# Work required:
Locate every line that holds the string "style" and copy it.
-- begin Data provided --
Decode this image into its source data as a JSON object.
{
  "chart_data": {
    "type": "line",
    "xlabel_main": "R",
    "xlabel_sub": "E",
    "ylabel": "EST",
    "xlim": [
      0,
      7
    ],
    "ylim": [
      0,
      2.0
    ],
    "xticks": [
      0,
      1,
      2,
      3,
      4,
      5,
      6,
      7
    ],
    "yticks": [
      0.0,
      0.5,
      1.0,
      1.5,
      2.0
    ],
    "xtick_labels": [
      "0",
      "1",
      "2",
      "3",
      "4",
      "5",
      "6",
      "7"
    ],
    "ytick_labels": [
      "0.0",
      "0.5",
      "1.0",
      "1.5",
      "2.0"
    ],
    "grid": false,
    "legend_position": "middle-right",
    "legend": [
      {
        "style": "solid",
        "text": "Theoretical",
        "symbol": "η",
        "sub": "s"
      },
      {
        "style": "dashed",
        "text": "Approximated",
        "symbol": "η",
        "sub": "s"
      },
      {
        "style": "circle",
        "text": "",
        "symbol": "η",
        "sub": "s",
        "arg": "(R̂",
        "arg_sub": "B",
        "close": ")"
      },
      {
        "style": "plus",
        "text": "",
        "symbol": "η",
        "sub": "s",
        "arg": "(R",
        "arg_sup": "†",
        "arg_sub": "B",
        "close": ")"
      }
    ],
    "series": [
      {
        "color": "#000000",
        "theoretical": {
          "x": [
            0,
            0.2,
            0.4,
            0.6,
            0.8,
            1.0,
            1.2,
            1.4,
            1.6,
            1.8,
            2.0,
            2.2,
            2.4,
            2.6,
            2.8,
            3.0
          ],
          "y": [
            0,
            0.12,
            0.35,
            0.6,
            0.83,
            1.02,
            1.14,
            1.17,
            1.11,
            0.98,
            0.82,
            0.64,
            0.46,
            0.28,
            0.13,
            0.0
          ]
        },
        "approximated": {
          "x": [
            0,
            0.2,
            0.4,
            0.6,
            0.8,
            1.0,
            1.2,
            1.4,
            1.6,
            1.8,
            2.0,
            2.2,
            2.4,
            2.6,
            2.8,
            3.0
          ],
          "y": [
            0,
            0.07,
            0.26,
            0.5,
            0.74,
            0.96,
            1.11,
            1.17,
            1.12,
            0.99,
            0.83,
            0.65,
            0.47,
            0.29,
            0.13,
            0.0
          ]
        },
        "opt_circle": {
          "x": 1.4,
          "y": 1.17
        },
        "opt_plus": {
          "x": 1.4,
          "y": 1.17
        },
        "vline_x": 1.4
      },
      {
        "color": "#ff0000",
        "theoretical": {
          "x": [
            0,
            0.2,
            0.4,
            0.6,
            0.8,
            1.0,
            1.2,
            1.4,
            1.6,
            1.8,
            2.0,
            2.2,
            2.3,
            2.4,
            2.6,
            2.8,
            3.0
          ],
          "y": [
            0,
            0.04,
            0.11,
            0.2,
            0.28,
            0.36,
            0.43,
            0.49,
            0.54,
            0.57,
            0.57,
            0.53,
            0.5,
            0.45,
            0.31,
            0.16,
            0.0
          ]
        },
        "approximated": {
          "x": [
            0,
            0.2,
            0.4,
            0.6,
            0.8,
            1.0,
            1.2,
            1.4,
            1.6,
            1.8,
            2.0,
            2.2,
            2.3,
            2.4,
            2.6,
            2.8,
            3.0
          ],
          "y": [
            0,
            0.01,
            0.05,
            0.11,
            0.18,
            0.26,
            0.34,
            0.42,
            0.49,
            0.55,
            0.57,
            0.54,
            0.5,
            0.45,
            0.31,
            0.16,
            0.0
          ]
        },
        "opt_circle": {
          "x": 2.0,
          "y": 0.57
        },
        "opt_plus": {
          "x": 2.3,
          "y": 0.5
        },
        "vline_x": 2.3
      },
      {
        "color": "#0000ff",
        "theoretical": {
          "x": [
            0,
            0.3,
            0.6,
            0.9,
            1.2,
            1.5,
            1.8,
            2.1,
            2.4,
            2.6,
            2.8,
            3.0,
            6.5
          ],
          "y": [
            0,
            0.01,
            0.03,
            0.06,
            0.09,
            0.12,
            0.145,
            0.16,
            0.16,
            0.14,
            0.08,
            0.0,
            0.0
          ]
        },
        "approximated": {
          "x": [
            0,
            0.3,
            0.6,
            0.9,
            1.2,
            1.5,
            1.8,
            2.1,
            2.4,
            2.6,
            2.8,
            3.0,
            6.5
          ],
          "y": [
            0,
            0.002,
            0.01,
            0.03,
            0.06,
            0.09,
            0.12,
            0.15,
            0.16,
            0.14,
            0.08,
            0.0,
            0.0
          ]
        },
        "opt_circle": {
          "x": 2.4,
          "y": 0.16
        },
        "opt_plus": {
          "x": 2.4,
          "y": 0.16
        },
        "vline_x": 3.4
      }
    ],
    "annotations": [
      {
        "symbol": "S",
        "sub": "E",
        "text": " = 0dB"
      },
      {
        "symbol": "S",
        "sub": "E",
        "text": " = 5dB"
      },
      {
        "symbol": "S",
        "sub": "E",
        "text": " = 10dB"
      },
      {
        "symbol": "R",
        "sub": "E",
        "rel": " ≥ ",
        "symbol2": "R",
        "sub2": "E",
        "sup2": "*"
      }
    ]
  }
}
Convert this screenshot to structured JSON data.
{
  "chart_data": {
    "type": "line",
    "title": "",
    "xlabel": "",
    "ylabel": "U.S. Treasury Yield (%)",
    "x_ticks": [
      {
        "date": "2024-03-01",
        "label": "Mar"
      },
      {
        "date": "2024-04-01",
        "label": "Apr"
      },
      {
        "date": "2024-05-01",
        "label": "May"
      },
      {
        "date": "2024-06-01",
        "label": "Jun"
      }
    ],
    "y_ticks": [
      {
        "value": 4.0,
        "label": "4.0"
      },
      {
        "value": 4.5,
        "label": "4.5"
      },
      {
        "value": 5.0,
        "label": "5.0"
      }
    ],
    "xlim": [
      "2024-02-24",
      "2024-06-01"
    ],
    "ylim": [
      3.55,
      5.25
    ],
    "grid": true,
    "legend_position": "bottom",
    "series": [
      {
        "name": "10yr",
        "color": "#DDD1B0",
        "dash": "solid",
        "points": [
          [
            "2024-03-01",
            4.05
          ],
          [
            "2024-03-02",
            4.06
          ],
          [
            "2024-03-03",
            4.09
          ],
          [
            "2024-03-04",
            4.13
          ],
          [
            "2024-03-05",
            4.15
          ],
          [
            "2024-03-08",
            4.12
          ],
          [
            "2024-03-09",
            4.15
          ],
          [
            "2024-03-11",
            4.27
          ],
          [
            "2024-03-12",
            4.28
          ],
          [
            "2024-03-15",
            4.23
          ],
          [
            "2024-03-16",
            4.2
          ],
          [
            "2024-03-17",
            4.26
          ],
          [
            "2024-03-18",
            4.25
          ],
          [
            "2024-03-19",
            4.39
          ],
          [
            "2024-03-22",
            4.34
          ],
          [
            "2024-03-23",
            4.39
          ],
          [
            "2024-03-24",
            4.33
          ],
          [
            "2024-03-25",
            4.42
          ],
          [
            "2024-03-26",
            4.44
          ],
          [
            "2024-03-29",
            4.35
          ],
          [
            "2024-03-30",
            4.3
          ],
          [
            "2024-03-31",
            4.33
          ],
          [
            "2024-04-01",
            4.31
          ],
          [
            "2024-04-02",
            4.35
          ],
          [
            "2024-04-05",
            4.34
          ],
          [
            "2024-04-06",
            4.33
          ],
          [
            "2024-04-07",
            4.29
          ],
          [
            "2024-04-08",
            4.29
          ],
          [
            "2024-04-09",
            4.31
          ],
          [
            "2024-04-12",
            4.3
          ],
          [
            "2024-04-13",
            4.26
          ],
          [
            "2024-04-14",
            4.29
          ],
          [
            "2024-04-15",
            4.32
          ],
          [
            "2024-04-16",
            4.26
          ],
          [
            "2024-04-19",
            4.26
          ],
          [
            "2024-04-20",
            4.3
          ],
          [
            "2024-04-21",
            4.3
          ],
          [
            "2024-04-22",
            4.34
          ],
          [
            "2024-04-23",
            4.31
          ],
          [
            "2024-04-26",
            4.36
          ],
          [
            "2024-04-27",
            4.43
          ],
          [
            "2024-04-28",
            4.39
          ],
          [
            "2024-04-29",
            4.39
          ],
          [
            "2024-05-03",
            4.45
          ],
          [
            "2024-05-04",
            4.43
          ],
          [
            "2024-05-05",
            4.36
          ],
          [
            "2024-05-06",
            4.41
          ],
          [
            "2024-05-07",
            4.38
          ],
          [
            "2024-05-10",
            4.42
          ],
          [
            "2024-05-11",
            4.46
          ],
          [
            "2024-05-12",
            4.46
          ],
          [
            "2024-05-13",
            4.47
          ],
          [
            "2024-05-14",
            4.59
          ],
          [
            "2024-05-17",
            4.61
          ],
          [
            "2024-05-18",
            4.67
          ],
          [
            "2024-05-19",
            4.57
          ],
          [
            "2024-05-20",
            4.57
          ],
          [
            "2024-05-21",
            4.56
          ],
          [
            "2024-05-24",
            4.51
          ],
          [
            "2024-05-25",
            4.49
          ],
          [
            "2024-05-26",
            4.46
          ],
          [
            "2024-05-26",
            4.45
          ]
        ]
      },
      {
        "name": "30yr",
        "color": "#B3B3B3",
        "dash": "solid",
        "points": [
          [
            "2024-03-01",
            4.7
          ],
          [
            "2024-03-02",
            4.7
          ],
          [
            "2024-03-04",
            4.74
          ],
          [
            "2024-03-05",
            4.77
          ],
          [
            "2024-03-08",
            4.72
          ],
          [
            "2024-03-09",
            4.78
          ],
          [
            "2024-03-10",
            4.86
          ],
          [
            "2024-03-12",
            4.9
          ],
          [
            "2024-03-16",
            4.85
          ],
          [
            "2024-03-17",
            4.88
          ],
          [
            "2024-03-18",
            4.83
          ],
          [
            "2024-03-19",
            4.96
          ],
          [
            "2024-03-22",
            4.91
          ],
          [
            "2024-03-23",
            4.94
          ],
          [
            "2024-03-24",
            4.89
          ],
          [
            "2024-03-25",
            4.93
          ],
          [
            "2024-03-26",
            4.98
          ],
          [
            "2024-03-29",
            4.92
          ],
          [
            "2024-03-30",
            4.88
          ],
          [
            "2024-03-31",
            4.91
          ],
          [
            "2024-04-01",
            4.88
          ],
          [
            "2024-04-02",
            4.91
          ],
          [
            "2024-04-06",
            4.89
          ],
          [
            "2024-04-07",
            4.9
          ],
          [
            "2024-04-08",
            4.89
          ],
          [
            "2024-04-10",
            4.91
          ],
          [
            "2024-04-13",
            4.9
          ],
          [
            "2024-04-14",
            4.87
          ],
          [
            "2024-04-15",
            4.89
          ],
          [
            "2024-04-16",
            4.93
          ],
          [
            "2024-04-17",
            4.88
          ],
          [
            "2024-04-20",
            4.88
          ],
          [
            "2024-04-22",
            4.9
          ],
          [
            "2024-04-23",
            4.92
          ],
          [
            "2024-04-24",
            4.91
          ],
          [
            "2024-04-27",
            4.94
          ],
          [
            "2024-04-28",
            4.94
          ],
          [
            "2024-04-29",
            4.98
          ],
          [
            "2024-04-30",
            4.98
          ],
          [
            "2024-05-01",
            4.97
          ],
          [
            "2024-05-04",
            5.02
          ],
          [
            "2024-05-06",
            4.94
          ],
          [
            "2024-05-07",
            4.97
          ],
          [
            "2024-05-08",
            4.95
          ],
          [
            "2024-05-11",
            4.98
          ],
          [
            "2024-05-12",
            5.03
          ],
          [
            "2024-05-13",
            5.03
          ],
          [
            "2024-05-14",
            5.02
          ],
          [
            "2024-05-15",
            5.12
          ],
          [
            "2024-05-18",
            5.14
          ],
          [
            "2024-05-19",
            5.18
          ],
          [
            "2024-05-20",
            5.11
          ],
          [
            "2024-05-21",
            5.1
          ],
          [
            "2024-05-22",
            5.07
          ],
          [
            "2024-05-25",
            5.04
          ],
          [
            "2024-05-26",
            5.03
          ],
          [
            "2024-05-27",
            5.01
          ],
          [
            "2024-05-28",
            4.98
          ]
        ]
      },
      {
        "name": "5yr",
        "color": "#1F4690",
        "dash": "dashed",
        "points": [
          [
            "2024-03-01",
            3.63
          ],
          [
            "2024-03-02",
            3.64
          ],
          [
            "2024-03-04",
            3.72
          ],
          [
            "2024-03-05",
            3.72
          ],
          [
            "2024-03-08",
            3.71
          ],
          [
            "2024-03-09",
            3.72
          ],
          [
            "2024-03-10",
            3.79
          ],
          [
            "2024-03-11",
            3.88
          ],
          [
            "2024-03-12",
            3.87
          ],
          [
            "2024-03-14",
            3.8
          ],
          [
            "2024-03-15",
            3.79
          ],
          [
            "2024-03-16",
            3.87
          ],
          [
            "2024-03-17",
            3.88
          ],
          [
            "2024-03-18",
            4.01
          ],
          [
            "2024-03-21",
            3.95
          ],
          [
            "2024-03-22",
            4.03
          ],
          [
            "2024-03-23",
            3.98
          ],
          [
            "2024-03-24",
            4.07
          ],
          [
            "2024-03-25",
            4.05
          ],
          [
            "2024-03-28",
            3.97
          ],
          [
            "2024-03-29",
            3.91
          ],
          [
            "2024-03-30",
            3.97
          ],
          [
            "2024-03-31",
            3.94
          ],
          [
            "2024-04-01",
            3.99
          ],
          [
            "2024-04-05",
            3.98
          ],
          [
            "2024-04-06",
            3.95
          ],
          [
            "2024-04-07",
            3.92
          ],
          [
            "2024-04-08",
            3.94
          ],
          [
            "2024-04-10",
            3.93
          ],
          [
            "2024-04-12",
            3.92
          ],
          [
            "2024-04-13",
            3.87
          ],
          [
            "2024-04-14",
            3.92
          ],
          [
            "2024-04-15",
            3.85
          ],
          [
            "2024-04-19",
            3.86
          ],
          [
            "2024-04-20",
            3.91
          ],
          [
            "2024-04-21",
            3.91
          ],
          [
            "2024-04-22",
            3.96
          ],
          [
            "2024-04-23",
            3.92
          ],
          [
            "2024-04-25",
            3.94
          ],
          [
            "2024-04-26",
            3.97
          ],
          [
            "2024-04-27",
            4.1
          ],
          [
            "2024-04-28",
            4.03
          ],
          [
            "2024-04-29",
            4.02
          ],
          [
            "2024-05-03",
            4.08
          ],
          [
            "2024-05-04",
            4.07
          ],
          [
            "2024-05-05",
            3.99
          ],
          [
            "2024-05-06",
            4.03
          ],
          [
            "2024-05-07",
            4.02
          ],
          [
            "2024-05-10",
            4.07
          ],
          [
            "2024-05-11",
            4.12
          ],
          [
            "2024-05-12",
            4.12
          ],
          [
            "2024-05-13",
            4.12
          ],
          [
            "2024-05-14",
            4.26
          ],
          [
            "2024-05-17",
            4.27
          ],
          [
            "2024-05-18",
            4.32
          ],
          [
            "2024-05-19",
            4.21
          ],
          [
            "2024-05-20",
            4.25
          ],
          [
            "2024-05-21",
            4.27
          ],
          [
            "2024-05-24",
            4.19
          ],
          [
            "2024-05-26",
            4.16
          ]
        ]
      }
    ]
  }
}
-- end Data provided --
# Completed exercise:
        "style": "solid",
        "style": "dashed",
        "style": "circle",
        "style": "plus",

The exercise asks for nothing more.